_DIRECTIONS_
In the listing below, pick out lines with "price".
═══
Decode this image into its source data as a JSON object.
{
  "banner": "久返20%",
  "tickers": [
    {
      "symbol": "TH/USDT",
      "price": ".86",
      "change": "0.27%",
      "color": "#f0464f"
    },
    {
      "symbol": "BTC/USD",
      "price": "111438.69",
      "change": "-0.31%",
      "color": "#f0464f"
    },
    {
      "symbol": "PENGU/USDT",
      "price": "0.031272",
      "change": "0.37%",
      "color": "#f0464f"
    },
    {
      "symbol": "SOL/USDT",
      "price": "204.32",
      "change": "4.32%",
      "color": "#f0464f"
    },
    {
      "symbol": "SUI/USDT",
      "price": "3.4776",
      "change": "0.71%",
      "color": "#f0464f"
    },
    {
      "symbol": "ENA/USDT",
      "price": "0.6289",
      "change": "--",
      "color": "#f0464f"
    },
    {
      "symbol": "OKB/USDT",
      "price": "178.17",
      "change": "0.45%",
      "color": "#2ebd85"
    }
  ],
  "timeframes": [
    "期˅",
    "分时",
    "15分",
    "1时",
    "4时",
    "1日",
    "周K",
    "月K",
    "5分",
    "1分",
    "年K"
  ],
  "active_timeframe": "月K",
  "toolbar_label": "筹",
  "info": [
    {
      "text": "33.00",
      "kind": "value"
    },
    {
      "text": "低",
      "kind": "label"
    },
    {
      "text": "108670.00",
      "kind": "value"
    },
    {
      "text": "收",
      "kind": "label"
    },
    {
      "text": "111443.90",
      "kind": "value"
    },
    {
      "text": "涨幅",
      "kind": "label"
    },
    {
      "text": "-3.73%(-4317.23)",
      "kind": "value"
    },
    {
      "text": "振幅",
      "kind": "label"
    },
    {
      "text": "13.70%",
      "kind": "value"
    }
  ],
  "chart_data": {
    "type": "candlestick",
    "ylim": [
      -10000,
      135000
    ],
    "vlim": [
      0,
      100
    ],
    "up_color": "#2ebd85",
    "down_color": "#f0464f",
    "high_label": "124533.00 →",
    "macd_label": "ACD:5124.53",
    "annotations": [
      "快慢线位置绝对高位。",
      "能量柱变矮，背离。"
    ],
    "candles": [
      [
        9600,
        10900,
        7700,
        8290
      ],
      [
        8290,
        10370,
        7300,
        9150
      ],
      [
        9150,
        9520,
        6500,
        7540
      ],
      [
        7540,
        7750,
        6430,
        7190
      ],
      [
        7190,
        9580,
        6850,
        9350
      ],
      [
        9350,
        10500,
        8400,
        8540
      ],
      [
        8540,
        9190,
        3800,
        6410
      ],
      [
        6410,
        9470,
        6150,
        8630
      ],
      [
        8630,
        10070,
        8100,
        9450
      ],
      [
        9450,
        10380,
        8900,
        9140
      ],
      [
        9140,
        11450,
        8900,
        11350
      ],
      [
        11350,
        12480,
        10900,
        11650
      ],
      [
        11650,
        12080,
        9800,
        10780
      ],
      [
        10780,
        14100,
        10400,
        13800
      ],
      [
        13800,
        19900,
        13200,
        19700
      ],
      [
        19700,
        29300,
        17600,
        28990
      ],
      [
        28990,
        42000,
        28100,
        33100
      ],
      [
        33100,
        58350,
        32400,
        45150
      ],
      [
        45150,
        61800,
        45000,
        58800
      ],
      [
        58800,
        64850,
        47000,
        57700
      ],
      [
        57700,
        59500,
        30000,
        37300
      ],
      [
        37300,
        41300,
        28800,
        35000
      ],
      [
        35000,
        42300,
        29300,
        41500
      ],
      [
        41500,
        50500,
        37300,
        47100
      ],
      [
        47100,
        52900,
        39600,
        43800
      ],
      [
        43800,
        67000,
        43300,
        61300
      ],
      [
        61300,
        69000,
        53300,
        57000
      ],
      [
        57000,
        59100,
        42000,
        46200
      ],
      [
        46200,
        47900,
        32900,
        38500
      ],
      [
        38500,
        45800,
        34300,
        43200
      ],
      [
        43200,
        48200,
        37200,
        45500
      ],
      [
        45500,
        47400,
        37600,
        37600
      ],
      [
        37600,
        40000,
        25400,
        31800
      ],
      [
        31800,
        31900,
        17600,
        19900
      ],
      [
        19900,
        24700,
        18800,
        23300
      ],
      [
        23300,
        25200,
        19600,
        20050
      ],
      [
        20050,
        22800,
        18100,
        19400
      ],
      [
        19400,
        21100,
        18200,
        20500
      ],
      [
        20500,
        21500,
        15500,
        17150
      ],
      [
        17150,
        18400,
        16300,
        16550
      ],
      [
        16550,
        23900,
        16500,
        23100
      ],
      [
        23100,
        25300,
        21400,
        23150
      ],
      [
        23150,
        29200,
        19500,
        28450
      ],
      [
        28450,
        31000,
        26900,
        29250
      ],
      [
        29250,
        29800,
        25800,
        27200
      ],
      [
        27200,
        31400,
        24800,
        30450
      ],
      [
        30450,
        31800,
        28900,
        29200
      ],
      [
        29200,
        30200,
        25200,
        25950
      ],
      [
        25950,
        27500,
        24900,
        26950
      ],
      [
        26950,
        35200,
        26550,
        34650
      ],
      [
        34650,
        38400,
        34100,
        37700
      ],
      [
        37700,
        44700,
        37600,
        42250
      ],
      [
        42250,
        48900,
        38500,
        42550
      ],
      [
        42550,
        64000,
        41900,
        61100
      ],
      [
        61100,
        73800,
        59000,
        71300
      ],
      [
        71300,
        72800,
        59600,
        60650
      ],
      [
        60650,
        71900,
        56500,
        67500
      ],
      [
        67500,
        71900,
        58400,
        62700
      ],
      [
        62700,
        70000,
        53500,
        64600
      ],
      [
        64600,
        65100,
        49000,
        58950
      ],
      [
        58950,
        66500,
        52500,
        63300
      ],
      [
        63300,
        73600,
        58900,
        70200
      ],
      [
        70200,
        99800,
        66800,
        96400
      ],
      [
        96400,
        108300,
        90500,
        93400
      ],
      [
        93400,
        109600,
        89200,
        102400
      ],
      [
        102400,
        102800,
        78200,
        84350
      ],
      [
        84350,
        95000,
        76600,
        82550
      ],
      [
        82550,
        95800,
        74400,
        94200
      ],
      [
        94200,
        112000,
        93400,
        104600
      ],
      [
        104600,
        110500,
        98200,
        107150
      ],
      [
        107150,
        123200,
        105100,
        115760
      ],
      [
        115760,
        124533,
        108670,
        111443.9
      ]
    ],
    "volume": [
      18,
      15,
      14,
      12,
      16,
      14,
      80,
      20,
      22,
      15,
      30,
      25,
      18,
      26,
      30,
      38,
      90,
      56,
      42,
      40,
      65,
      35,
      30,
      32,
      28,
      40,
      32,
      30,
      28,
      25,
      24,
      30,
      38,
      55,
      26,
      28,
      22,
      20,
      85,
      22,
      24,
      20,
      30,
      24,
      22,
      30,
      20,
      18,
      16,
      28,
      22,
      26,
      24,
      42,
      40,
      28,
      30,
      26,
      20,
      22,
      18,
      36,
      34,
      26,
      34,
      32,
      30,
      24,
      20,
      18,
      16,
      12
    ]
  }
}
═══
_SOLUTION_
      "price": ".86",
      "price": "111438.69",
      "price": "0.031272",
      "price": "204.32",
      "price": "3.4776",
      "price": "0.6289",
      "price": "178.17",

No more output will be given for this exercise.